▶ [TEXT PROVIDED]:
_ _ _ _
For these friends to successfully mobilise so many oxygen cylinders, the issue could not have been a shortage as much as it was about inefficiency. How did it happen that a whole teaching hospital in the nation’s capital would run out of oxygen, yet, they could somehow gather that many supplies for one person? It says a lot about the kind of country we run when a teaching hospital situated in a place like the FCT would run out of something as basic as oxygen. It means all the powerful people that live in the nation’s capital had no plan to patronise the place, and they could care less what that facility lacked. If they fall sick, it is easier for them to travel abroad than to go to Gwagwalada.
With all the events of the past year, one would have imagined our leaders would be putting some thoughts into organising a functioning society. The value of our lives should not be calibrated on these unsustainable man-know-man arrangements where public facilities are allowed to decay, and you have to rely on your social networks to find oxygen to breathe. Unfortunately, Nigerian leaders are too callous to bother.
Last June, Governor Adegboyega Oyetola of Osun State lost his aide to a sickness. In his lamentation of his aide’s fate, Oyetola rued the COVID-19 travel restrictions that hindered them from flying the aide out of the country for treatment. That unreflexive attitude is typical behaviour of Nigerian leaders. They have no intention of building functional public facilities; theirs is just to corner resources for no higher purpose than preserving their own lives at the expense of others’. Their wickedness is why we cannot breathe.
On a final note, I also want to plead Nigerian clerics who have been tackling billionaire philanthropist Bill Gates on how COVID-19 has fared in Africa to stand down. After Bill Gates noted that the prediction about Africa on COVID-19 has not come, some men of God jumped at him as if he is the one responsible for our problems in Africa. The president of the Christian Association of Nigeria, Samson Ayokunle, replied that even though Africans are technologically poor, we are beneficiaries of God’s mercy. Pastor Enoch Adeboye too stated that, “we have no money; we have no resources, but we have God.”
_ _ _ _
▶ [DATA FOR REVIEW]:
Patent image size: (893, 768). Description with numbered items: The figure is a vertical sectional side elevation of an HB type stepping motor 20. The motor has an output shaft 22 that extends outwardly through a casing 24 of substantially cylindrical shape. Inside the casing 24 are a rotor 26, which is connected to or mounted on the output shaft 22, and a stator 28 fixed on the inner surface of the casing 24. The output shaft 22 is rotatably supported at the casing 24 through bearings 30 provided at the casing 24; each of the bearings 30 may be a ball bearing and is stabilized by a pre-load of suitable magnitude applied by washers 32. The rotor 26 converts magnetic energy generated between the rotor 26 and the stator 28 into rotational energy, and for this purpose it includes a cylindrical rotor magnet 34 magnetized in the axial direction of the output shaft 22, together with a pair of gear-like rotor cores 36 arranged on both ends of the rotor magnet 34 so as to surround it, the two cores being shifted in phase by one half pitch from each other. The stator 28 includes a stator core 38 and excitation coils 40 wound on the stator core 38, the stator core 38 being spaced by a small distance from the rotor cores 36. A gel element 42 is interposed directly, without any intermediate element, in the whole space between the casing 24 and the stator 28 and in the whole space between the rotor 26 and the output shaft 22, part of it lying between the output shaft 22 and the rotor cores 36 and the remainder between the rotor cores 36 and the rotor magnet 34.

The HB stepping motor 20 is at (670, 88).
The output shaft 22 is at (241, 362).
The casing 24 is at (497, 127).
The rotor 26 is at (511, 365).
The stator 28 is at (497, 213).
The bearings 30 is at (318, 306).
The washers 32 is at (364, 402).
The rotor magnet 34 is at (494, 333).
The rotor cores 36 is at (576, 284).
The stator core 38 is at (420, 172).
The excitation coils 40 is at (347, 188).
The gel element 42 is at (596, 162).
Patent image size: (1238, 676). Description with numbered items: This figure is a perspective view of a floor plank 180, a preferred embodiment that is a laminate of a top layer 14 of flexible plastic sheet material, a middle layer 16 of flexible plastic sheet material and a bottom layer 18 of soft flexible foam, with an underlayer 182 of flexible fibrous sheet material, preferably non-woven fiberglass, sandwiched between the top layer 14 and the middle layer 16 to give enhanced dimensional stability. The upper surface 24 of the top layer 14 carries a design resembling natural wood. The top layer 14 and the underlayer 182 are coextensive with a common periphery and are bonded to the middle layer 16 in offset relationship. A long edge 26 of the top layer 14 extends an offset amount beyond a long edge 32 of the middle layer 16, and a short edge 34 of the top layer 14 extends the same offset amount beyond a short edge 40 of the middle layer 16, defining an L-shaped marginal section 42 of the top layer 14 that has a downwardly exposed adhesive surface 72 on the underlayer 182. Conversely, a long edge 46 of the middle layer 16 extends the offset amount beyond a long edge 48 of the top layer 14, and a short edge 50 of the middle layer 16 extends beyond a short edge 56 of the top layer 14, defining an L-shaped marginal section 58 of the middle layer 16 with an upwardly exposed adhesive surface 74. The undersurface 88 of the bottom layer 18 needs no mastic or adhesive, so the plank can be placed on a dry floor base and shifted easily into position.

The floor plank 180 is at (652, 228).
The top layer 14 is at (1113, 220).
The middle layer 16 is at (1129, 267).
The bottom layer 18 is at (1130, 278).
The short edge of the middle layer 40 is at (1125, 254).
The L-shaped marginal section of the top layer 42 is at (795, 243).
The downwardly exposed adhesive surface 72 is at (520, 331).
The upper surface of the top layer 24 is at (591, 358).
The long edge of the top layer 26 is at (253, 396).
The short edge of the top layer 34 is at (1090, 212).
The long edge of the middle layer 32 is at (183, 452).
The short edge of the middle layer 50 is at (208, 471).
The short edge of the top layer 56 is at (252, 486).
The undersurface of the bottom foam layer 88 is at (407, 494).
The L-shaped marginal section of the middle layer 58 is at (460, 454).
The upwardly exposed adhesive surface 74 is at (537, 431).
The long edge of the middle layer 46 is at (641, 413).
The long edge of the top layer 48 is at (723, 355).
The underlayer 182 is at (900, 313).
_ _ _ _
▶ [TASKS FOR THIS EXERCISE]:
(a) Please copy the passage from the text on oxygen and Nigerian leaders, beginning at the words "Last June, Governor" and stopping after "we cannot breathe.".
(b) In the text on oxygen and Nigerian leaders, what kept Governor Oyetola from flying his aide out of the country for treatment?

▶ [ANSWERS IN ORDER]:
(a)
Last June, Governor Adegboyega Oyetola of Osun State lost his aide to a sickness. In his lamentation of his aide’s fate, Oyetola rued the COVID-19 travel restrictions that hindered them from flying the aide out of the country for treatment. That unreflexive attitude is typical behaviour of Nigerian leaders. They have no intention of building functional public facilities; theirs is just to corner resources for no higher purpose than preserving their own lives at the expense of others’. Their wickedness is why we cannot breathe.

(b) COVID-19 travel restrictions.